- _Exercise_
Records follow. Select each line holding "Sequential".

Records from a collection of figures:

-- begin --

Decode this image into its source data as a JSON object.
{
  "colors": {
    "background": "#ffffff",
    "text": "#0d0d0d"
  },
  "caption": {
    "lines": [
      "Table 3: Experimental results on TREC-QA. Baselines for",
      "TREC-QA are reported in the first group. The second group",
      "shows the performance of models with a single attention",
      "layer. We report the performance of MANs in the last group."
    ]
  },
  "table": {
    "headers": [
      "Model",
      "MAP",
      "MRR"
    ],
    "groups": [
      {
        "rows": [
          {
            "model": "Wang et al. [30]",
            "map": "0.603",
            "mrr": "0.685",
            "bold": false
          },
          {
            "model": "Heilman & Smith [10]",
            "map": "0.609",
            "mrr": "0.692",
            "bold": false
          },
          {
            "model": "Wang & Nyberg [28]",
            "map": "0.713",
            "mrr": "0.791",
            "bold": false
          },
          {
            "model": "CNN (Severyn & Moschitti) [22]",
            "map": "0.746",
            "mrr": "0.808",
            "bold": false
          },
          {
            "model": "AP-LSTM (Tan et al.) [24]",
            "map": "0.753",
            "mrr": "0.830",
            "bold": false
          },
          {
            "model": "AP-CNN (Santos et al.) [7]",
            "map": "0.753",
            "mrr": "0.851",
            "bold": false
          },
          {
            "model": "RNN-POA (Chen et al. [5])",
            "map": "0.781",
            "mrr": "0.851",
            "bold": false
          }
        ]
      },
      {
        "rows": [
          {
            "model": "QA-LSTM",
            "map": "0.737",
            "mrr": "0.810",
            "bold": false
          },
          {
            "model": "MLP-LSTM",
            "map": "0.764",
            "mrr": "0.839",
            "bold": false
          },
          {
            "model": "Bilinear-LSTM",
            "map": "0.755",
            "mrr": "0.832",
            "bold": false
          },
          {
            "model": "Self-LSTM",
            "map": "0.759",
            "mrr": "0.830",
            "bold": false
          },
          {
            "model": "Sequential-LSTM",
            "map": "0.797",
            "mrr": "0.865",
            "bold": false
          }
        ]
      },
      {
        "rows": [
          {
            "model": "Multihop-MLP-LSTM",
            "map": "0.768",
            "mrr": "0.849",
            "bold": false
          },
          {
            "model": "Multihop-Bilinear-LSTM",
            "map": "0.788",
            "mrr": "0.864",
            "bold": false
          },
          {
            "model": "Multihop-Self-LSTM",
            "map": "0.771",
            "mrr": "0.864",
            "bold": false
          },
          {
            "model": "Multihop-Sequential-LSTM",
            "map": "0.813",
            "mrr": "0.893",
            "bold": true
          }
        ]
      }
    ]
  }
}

-- end --
-- begin --

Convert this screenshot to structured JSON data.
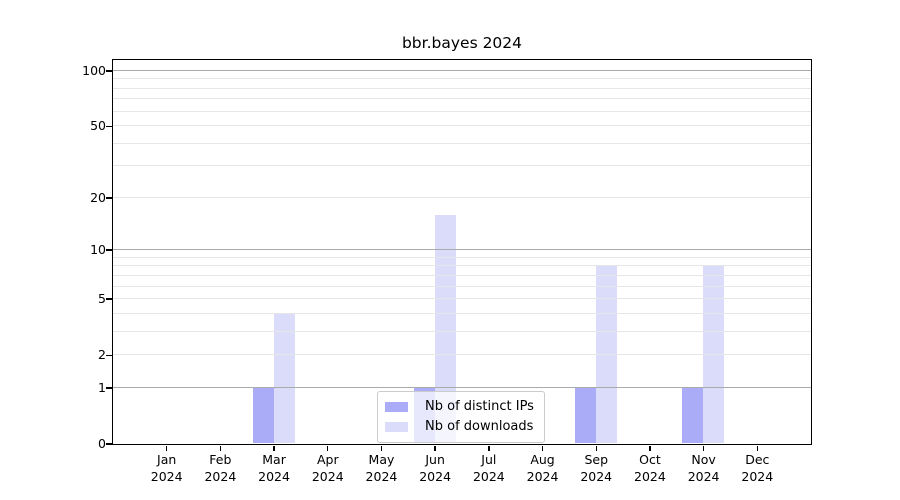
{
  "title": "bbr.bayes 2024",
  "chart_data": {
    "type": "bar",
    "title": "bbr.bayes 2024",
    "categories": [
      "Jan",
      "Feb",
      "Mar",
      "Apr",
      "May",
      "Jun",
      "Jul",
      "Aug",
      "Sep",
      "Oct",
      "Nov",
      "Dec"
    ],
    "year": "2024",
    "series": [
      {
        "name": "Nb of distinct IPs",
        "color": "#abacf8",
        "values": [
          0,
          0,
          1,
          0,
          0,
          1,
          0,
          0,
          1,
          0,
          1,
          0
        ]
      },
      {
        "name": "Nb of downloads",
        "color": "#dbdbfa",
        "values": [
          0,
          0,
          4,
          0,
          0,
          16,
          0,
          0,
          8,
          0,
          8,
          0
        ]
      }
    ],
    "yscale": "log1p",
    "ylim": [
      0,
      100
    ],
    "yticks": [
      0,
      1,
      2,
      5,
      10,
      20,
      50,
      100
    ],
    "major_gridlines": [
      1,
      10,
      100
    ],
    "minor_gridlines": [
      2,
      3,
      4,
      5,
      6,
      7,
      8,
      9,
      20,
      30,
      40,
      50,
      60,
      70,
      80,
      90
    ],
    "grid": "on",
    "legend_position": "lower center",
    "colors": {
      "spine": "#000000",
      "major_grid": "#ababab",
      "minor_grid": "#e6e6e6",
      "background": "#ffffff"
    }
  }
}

-- end --
-- begin --

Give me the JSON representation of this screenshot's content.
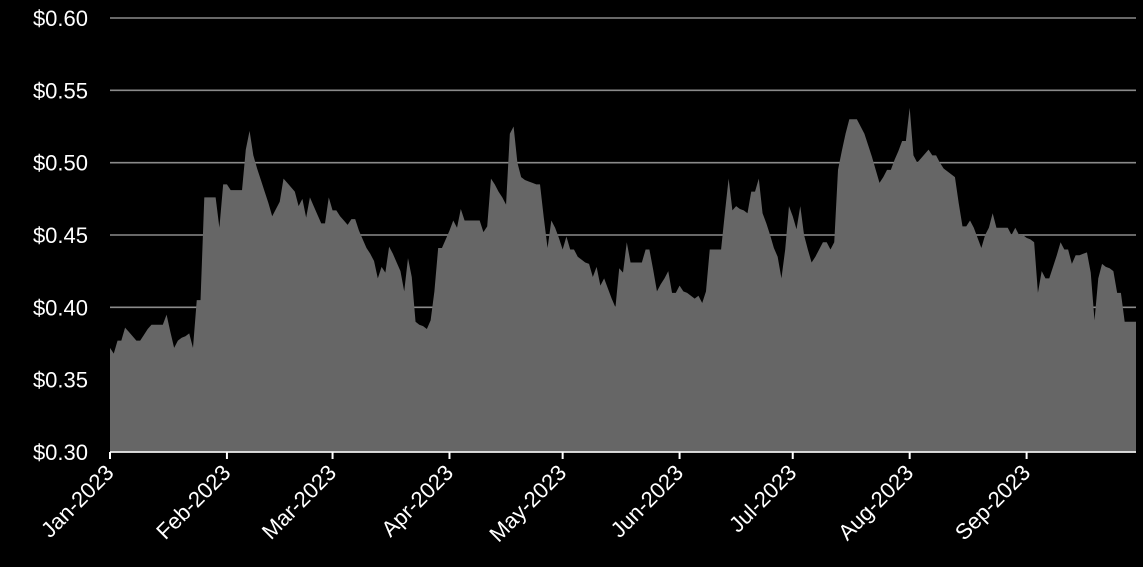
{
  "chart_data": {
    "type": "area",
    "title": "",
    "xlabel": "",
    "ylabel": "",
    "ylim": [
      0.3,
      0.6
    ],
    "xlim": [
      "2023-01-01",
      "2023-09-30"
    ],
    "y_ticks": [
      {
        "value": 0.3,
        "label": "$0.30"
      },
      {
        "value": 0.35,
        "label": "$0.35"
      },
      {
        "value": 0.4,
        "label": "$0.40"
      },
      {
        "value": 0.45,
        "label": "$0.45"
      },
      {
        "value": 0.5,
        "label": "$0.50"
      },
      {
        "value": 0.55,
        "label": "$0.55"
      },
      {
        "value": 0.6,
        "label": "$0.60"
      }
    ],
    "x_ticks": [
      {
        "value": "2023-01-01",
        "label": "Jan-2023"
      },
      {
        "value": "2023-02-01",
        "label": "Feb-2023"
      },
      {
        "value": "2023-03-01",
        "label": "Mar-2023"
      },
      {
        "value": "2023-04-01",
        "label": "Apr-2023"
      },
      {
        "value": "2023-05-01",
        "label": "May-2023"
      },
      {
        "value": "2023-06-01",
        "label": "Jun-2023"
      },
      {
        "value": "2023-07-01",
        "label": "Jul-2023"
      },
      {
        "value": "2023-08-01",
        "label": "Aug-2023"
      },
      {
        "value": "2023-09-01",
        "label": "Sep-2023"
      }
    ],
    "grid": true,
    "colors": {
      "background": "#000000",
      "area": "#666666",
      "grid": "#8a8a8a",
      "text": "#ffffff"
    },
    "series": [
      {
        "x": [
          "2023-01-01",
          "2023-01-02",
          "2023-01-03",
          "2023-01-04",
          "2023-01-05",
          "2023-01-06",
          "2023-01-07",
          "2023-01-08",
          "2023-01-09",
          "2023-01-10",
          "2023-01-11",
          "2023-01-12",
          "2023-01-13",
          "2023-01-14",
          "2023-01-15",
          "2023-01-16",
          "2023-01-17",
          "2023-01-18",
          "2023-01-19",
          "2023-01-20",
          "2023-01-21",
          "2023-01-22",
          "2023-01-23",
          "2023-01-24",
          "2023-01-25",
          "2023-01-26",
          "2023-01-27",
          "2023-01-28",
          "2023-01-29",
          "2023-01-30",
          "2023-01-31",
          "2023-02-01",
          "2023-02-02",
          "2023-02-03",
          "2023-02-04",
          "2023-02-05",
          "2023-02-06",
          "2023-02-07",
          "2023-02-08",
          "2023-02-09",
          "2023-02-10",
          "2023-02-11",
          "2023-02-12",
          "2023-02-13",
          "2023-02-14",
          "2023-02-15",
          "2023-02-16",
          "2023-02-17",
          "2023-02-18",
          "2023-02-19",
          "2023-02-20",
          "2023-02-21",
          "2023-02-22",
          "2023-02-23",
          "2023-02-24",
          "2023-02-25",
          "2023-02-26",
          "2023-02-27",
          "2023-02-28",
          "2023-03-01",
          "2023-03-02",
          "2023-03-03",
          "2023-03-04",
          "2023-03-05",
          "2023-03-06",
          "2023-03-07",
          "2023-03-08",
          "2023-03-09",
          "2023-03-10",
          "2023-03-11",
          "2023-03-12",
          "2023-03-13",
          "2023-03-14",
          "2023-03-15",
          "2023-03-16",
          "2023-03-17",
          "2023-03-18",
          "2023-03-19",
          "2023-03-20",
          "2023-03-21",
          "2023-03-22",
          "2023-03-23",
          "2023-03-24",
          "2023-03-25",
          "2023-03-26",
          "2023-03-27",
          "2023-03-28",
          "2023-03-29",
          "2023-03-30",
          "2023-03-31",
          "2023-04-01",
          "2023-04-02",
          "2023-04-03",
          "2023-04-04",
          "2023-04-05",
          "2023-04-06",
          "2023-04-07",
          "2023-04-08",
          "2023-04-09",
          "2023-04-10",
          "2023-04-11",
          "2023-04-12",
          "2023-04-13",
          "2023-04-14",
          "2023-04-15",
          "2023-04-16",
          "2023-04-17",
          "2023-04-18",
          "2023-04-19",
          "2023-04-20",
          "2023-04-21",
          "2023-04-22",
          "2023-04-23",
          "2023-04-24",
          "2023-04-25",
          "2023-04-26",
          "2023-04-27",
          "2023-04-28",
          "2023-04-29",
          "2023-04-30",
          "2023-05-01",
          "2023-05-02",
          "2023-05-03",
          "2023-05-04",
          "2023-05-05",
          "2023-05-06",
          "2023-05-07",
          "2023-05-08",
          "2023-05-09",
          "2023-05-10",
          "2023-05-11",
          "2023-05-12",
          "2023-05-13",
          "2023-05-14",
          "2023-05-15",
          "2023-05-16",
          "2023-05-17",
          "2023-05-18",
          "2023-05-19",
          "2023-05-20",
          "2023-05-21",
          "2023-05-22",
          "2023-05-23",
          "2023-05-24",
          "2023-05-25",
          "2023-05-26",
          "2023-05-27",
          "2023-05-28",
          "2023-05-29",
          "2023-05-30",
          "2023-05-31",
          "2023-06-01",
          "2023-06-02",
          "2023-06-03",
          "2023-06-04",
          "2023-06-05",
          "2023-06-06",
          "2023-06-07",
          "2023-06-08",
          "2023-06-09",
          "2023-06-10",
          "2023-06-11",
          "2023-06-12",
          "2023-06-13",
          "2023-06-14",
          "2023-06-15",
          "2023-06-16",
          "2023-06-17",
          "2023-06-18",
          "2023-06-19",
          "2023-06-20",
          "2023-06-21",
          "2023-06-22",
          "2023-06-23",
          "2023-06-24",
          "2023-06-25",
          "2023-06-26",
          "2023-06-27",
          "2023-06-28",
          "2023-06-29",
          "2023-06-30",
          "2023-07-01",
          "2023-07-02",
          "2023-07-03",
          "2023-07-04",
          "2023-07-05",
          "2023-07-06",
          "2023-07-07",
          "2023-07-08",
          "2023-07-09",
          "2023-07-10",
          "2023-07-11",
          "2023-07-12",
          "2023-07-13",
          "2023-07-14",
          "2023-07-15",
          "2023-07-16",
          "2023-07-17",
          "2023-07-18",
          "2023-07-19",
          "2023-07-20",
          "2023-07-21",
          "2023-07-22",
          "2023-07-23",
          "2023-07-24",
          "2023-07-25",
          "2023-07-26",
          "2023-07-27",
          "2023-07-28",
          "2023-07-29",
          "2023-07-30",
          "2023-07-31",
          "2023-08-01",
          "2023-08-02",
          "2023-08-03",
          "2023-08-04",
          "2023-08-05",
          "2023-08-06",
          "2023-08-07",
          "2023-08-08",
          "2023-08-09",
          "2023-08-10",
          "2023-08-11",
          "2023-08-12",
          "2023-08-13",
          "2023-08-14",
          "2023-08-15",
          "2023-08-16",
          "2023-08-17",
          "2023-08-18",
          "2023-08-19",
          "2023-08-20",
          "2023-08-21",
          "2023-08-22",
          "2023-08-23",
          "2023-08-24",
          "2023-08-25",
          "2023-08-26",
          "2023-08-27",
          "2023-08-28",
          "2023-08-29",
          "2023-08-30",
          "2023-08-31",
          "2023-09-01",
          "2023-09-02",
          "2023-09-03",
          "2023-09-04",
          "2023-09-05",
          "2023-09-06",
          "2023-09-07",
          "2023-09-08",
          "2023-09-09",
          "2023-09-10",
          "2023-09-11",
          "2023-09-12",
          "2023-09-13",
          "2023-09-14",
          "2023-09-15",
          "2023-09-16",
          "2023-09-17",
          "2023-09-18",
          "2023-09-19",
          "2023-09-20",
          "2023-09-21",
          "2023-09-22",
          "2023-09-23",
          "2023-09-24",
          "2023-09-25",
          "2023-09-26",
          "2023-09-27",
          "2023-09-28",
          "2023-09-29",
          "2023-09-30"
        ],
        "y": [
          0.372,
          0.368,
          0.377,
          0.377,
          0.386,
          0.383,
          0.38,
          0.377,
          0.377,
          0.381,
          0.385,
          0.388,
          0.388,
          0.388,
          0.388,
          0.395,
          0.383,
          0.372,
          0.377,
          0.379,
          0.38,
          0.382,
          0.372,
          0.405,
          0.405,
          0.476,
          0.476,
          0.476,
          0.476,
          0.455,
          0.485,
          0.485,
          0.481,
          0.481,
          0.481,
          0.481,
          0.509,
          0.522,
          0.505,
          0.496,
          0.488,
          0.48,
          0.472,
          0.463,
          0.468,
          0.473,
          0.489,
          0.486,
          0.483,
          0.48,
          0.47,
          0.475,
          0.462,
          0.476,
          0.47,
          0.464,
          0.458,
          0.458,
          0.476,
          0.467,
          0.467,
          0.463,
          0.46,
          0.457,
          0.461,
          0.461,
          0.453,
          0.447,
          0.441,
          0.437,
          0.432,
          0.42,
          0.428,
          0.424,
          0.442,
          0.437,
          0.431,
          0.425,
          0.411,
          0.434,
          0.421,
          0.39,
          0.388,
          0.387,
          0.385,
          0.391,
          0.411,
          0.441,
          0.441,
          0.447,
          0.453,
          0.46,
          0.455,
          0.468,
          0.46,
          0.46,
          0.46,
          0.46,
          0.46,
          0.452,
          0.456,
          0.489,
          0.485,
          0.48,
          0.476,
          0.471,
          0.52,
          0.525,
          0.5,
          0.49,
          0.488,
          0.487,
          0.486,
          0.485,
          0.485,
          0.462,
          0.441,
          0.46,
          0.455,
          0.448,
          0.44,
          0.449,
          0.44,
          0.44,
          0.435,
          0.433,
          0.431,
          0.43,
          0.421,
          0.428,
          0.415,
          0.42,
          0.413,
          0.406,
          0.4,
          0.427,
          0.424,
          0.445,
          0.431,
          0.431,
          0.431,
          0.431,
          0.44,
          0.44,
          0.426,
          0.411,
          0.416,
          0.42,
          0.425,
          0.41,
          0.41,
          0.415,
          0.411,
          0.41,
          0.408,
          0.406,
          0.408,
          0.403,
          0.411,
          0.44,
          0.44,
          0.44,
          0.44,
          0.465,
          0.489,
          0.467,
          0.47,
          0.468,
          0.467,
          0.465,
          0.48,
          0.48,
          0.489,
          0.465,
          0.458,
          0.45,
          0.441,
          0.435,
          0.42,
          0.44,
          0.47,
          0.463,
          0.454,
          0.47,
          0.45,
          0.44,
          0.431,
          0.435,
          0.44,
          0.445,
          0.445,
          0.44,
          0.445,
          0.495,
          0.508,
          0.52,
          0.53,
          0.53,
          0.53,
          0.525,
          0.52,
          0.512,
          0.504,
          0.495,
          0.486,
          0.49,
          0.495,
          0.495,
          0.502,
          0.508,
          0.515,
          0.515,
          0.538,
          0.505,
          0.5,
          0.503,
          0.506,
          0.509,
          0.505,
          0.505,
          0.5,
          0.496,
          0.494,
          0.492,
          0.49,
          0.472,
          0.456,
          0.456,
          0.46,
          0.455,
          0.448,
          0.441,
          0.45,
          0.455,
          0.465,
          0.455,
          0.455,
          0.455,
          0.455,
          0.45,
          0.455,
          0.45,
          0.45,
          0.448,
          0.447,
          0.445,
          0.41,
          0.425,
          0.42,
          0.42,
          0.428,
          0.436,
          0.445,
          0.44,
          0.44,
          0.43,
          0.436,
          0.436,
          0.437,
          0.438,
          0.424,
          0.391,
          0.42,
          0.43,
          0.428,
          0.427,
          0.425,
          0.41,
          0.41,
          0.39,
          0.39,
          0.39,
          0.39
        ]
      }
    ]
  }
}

-- end --

- _Solution to this exercise_
            "model": "Sequential-LSTM",
            "model": "Multihop-Sequential-LSTM",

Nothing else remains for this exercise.